* [Problem details]: Reproduce every record below exactly as written, leaving out any pictures.

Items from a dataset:

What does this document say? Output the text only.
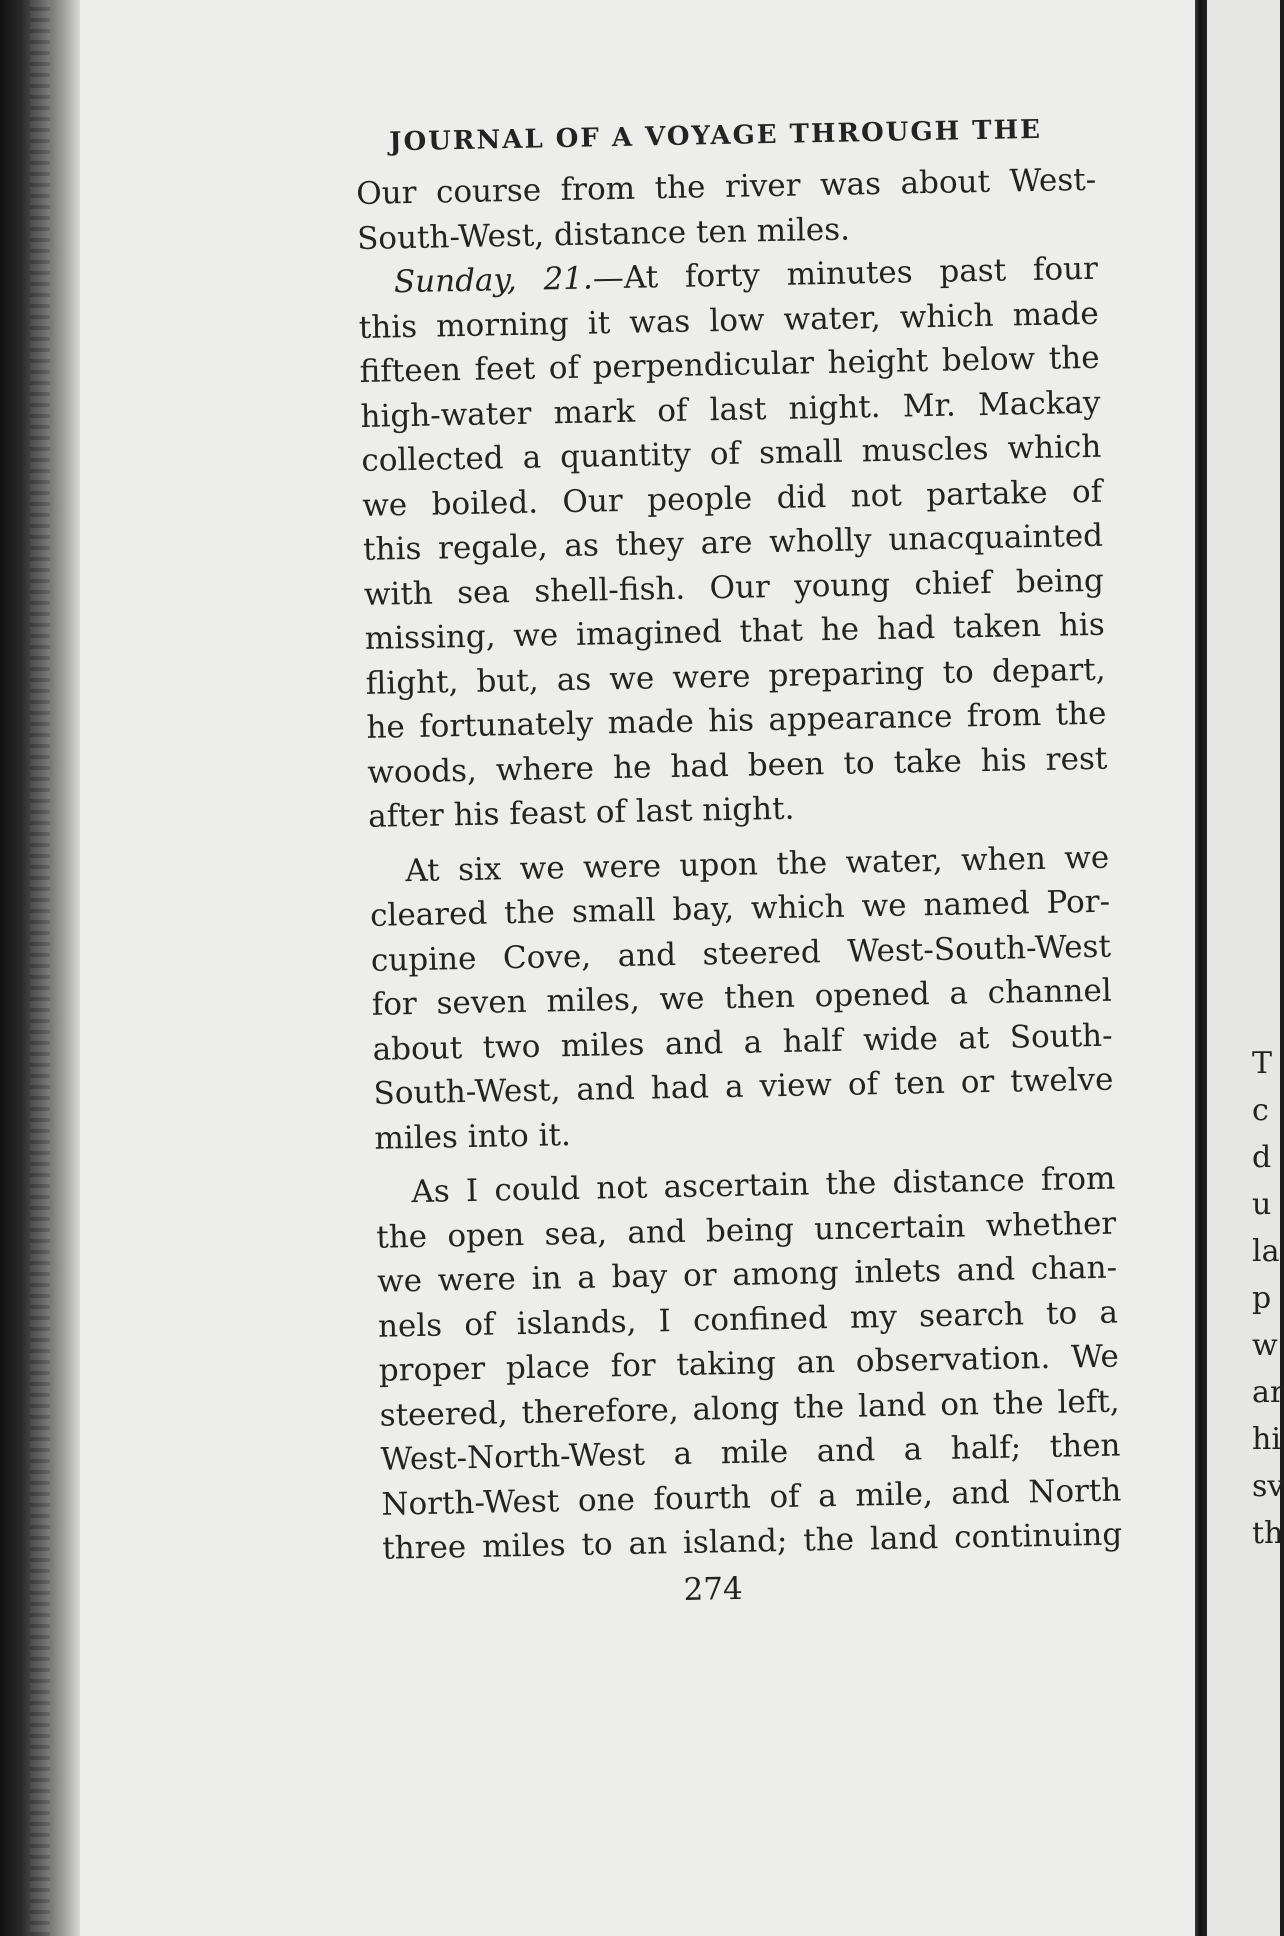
JOURNAL OF A VOYAGE THROUGH THE
Our course from the river was about West-
South-West, distance ten miles.
Sunday, 21.—At forty minutes past four
this morning it was low water, which made
fifteen feet of perpendicular height below the
high-water mark of last night. Mr. Mackay
collected a quantity of small muscles which
we boiled. Our people did not partake of
this regale, as they are wholly unacquainted
with sea shell-fish. Our young chief being
missing, we imagined that he had taken his
flight, but, as we were preparing to depart,
he fortunately made his appearance from the
woods, where he had been to take his rest
after his feast of last night.
At six we were upon the water, when we
cleared the small bay, which we named Por-
cupine Cove, and steered West-South-West
for seven miles, we then opened a channel
about two miles and a half wide at South-
South-West, and had a view of ten or twelve
miles into it.
As I could not ascertain the distance from
the open sea, and being uncertain whether
we were in a bay or among inlets and chan-
nels of islands, I confined my search to a
proper place for taking an observation. We
steered, therefore, along the land on the left,
West-North-West a mile and a half; then
North-West one fourth of a mile, and North
three miles to an island; the land continuing
274
T
c
d
u
la
p
w
ar
hi
sv
th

* [Solution to the exercise]:
What does this document say? Output the text only.
JOURNAL OF A VOYAGE THROUGH THE
Our course from the river was about West-
South-West, distance ten miles.
Sunday, 21.—At forty minutes past four
this morning it was low water, which made
fifteen feet of perpendicular height below the
high-water mark of last night. Mr. Mackay
collected a quantity of small muscles which
we boiled. Our people did not partake of
this regale, as they are wholly unacquainted
with sea shell-fish. Our young chief being
missing, we imagined that he had taken his
flight, but, as we were preparing to depart,
he fortunately made his appearance from the
woods, where he had been to take his rest
after his feast of last night.
At six we were upon the water, when we
cleared the small bay, which we named Por-
cupine Cove, and steered West-South-West
for seven miles, we then opened a channel
about two miles and a half wide at South-
South-West, and had a view of ten or twelve
miles into it.
As I could not ascertain the distance from
the open sea, and being uncertain whether
we were in a bay or among inlets and chan-
nels of islands, I confined my search to a
proper place for taking an observation. We
steered, therefore, along the land on the left,
West-North-West a mile and a half; then
North-West one fourth of a mile, and North
three miles to an island; the land continuing
274
T
c
d
u
la
p
w
ar
hi
sv
th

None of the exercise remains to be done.